◆ **Exercise**: Reproduce all of the records below line for line, changing no character.

▽

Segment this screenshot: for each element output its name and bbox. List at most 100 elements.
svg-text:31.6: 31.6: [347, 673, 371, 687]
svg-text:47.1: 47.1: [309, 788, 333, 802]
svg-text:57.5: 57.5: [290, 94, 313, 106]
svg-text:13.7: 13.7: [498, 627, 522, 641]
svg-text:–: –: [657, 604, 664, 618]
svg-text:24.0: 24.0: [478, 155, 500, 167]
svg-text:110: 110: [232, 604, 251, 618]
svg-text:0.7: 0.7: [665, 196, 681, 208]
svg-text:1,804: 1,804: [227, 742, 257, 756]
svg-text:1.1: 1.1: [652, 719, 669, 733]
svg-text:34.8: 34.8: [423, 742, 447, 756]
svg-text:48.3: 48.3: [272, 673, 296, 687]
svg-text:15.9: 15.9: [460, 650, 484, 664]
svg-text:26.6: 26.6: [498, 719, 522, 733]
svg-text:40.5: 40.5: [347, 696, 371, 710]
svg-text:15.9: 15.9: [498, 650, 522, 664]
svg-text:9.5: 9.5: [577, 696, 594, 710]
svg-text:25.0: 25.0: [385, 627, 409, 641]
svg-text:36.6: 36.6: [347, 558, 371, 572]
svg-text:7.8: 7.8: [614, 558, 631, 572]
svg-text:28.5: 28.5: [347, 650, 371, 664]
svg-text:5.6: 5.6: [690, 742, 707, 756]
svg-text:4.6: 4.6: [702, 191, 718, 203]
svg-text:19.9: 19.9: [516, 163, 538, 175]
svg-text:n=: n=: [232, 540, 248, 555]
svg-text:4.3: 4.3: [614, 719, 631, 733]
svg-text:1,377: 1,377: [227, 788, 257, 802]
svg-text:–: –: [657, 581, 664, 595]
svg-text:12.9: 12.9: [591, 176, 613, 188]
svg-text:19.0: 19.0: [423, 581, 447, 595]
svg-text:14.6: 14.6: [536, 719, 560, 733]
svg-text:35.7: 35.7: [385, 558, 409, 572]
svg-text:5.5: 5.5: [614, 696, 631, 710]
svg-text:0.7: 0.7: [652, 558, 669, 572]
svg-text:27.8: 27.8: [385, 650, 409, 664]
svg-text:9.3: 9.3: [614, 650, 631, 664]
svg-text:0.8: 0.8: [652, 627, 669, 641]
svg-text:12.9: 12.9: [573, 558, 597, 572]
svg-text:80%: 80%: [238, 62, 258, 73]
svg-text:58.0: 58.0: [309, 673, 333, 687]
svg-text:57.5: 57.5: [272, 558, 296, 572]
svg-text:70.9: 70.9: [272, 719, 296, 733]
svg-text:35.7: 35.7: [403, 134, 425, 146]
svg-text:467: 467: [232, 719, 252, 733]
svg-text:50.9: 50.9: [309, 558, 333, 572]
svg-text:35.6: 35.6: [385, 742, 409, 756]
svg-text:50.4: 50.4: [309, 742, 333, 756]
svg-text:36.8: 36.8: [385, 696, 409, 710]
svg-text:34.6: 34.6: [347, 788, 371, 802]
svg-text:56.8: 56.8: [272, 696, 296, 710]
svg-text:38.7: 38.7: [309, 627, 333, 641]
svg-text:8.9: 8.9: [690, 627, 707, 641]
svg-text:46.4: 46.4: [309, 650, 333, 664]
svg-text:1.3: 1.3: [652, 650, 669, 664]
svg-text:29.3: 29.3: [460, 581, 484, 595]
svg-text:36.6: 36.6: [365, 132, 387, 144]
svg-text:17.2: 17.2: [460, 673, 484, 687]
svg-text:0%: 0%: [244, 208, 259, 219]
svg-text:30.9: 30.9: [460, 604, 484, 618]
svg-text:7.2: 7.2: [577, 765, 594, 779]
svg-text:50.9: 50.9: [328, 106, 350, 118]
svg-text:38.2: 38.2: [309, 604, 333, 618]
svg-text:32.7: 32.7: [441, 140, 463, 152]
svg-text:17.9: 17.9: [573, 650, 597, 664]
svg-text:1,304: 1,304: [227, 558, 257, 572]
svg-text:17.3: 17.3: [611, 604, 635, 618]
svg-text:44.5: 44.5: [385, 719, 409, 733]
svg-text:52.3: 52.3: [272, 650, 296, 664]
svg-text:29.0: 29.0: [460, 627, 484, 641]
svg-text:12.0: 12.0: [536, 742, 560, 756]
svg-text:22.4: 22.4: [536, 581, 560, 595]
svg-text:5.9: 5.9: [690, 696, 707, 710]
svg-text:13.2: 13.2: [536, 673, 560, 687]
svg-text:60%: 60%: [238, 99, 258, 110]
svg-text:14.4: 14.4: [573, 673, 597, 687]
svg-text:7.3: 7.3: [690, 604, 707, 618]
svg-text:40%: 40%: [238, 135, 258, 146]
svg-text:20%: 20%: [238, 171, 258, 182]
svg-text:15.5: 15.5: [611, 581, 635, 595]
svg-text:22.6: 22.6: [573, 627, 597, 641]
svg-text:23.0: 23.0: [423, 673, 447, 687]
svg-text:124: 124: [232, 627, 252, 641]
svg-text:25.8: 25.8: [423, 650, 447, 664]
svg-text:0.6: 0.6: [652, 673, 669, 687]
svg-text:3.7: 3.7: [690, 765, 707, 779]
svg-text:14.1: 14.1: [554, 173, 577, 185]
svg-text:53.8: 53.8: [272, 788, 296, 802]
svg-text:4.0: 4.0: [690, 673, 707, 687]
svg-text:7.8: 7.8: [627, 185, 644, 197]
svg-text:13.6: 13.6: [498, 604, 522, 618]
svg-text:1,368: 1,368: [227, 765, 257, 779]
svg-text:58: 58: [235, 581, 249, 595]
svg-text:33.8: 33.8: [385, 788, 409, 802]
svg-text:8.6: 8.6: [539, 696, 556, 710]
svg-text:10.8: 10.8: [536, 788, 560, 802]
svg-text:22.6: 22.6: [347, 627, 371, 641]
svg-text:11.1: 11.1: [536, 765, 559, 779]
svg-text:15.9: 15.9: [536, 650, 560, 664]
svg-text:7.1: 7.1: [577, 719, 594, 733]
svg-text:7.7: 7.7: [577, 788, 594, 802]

△

◆ **Output of the exercise**:
Segment this screenshot: for each element output its name and bbox. List at most 100 elements.
svg-text:31.6: 31.6: [347, 673, 371, 687]
svg-text:47.1: 47.1: [309, 788, 333, 802]
svg-text:57.5: 57.5: [290, 94, 313, 106]
svg-text:13.7: 13.7: [498, 627, 522, 641]
svg-text:–: –: [657, 604, 664, 618]
svg-text:24.0: 24.0: [478, 155, 500, 167]
svg-text:110: 110: [232, 604, 251, 618]
svg-text:0.7: 0.7: [665, 196, 681, 208]
svg-text:1,804: 1,804: [227, 742, 257, 756]
svg-text:1.1: 1.1: [652, 719, 669, 733]
svg-text:34.8: 34.8: [423, 742, 447, 756]
svg-text:48.3: 48.3: [272, 673, 296, 687]
svg-text:15.9: 15.9: [460, 650, 484, 664]
svg-text:26.6: 26.6: [498, 719, 522, 733]
svg-text:40.5: 40.5: [347, 696, 371, 710]
svg-text:15.9: 15.9: [498, 650, 522, 664]
svg-text:9.5: 9.5: [577, 696, 594, 710]
svg-text:25.0: 25.0: [385, 627, 409, 641]
svg-text:36.6: 36.6: [347, 558, 371, 572]
svg-text:7.8: 7.8: [614, 558, 631, 572]
svg-text:28.5: 28.5: [347, 650, 371, 664]
svg-text:5.6: 5.6: [690, 742, 707, 756]
svg-text:4.6: 4.6: [702, 191, 718, 203]
svg-text:19.9: 19.9: [516, 163, 538, 175]
svg-text:n=: n=: [232, 540, 248, 555]
svg-text:4.3: 4.3: [614, 719, 631, 733]
svg-text:1,377: 1,377: [227, 788, 257, 802]
svg-text:–: –: [657, 581, 664, 595]
svg-text:12.9: 12.9: [591, 176, 613, 188]
svg-text:19.0: 19.0: [423, 581, 447, 595]
svg-text:14.6: 14.6: [536, 719, 560, 733]
svg-text:35.7: 35.7: [385, 558, 409, 572]
svg-text:5.5: 5.5: [614, 696, 631, 710]
svg-text:0.7: 0.7: [652, 558, 669, 572]
svg-text:27.8: 27.8: [385, 650, 409, 664]
svg-text:9.3: 9.3: [614, 650, 631, 664]
svg-text:0.8: 0.8: [652, 627, 669, 641]
svg-text:12.9: 12.9: [573, 558, 597, 572]
svg-text:80%: 80%: [238, 62, 258, 73]
svg-text:58.0: 58.0: [309, 673, 333, 687]
svg-text:57.5: 57.5: [272, 558, 296, 572]
svg-text:70.9: 70.9: [272, 719, 296, 733]
svg-text:35.7: 35.7: [403, 134, 425, 146]
svg-text:467: 467: [232, 719, 252, 733]
svg-text:50.9: 50.9: [309, 558, 333, 572]
svg-text:35.6: 35.6: [385, 742, 409, 756]
svg-text:50.4: 50.4: [309, 742, 333, 756]
svg-text:36.8: 36.8: [385, 696, 409, 710]
svg-text:34.6: 34.6: [347, 788, 371, 802]
svg-text:56.8: 56.8: [272, 696, 296, 710]
svg-text:38.7: 38.7: [309, 627, 333, 641]
svg-text:8.9: 8.9: [690, 627, 707, 641]
svg-text:46.4: 46.4: [309, 650, 333, 664]
svg-text:1.3: 1.3: [652, 650, 669, 664]
svg-text:29.3: 29.3: [460, 581, 484, 595]
svg-text:36.6: 36.6: [365, 132, 387, 144]
svg-text:17.2: 17.2: [460, 673, 484, 687]
svg-text:0%: 0%: [244, 208, 259, 219]
svg-text:30.9: 30.9: [460, 604, 484, 618]
svg-text:7.2: 7.2: [577, 765, 594, 779]
svg-text:50.9: 50.9: [328, 106, 350, 118]
svg-text:38.2: 38.2: [309, 604, 333, 618]
svg-text:32.7: 32.7: [441, 140, 463, 152]
svg-text:17.9: 17.9: [573, 650, 597, 664]
svg-text:1,304: 1,304: [227, 558, 257, 572]
svg-text:17.3: 17.3: [611, 604, 635, 618]
svg-text:44.5: 44.5: [385, 719, 409, 733]
svg-text:52.3: 52.3: [272, 650, 296, 664]
svg-text:29.0: 29.0: [460, 627, 484, 641]
svg-text:12.0: 12.0: [536, 742, 560, 756]
svg-text:22.4: 22.4: [536, 581, 560, 595]
svg-text:5.9: 5.9: [690, 696, 707, 710]
svg-text:13.2: 13.2: [536, 673, 560, 687]
svg-text:60%: 60%: [238, 99, 258, 110]
svg-text:14.4: 14.4: [573, 673, 597, 687]
svg-text:7.3: 7.3: [690, 604, 707, 618]
svg-text:40%: 40%: [238, 135, 258, 146]
svg-text:20%: 20%: [238, 171, 258, 182]
svg-text:15.5: 15.5: [611, 581, 635, 595]
svg-text:22.6: 22.6: [573, 627, 597, 641]
svg-text:23.0: 23.0: [423, 673, 447, 687]
svg-text:124: 124: [232, 627, 252, 641]
svg-text:25.8: 25.8: [423, 650, 447, 664]
svg-text:0.6: 0.6: [652, 673, 669, 687]
svg-text:3.7: 3.7: [690, 765, 707, 779]
svg-text:14.1: 14.1: [554, 173, 577, 185]
svg-text:53.8: 53.8: [272, 788, 296, 802]
svg-text:4.0: 4.0: [690, 673, 707, 687]
svg-text:7.8: 7.8: [627, 185, 644, 197]
svg-text:13.6: 13.6: [498, 604, 522, 618]
svg-text:1,368: 1,368: [227, 765, 257, 779]
svg-text:58: 58: [235, 581, 249, 595]
svg-text:33.8: 33.8: [385, 788, 409, 802]
svg-text:8.6: 8.6: [539, 696, 556, 710]
svg-text:10.8: 10.8: [536, 788, 560, 802]
svg-text:22.6: 22.6: [347, 627, 371, 641]
svg-text:11.1: 11.1: [536, 765, 559, 779]
svg-text:15.9: 15.9: [536, 650, 560, 664]
svg-text:7.1: 7.1: [577, 719, 594, 733]
svg-text:7.7: 7.7: [577, 788, 594, 802]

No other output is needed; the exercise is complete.